Entries supplied:
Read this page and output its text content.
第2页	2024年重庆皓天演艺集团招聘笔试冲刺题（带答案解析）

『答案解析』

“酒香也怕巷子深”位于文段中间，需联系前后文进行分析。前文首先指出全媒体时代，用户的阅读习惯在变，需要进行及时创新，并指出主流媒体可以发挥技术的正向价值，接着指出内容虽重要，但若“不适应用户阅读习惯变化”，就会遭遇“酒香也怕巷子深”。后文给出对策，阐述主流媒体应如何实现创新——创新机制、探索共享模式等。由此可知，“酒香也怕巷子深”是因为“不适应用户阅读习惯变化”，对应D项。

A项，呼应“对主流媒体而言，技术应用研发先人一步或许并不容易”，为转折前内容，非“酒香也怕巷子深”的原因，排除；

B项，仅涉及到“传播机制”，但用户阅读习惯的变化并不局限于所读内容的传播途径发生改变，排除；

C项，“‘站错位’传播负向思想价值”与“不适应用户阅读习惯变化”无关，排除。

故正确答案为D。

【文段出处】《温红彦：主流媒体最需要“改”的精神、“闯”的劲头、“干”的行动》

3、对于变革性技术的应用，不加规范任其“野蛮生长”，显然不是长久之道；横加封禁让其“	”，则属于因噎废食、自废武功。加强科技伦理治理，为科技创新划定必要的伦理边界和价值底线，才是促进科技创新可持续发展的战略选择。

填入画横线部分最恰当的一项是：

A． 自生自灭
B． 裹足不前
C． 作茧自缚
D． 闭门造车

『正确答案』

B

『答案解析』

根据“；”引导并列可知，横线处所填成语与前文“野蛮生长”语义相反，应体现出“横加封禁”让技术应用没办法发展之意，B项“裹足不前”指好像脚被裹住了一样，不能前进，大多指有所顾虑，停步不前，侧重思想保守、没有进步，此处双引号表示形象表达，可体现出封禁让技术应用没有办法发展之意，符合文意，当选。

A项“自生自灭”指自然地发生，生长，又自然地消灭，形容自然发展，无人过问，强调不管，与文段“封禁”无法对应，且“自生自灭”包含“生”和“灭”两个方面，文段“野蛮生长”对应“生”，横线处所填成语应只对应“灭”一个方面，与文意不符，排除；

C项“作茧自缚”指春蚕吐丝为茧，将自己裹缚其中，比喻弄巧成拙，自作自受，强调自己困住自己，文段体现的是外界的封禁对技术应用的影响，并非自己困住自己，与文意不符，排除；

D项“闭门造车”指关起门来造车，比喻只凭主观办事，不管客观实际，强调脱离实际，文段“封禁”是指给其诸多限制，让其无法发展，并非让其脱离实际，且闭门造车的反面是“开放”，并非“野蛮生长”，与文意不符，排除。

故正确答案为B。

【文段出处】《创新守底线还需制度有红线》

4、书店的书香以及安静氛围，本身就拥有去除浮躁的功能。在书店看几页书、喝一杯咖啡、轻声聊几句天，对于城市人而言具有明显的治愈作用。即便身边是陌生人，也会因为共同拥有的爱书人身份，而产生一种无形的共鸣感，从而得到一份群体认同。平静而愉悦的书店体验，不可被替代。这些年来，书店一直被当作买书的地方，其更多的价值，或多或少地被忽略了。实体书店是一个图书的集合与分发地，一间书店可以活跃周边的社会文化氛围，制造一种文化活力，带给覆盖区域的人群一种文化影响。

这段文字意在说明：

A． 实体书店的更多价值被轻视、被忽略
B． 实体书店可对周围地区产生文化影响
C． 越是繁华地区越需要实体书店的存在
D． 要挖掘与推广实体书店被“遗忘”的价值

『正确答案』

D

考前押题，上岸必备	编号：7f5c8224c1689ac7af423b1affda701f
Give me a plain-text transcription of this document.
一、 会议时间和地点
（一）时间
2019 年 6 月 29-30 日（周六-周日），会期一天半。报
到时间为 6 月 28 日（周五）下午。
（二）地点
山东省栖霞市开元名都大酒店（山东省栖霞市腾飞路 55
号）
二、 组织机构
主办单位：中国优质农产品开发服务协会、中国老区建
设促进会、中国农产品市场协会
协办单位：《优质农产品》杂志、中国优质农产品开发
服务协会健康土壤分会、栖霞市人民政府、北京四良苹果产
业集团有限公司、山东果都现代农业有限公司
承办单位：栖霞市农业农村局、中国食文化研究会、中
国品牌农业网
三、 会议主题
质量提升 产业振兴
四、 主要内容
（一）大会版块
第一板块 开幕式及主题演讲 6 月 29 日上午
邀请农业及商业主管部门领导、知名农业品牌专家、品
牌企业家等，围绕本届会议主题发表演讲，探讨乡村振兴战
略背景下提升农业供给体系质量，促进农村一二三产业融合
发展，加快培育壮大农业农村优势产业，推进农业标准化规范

Aim: Pull out all lines containing the word "闭门造车" from the entries above.

Answer:
D． 闭门造车
D项“闭门造车”指关起门来造车，比喻只凭主观办事，不管客观实际，强调脱离实际，文段“封禁”是指给其诸多限制，让其无法发展，并非让其脱离实际，且闭门造车的反面是“开放”，并非“野蛮生长”，与文意不符，排除。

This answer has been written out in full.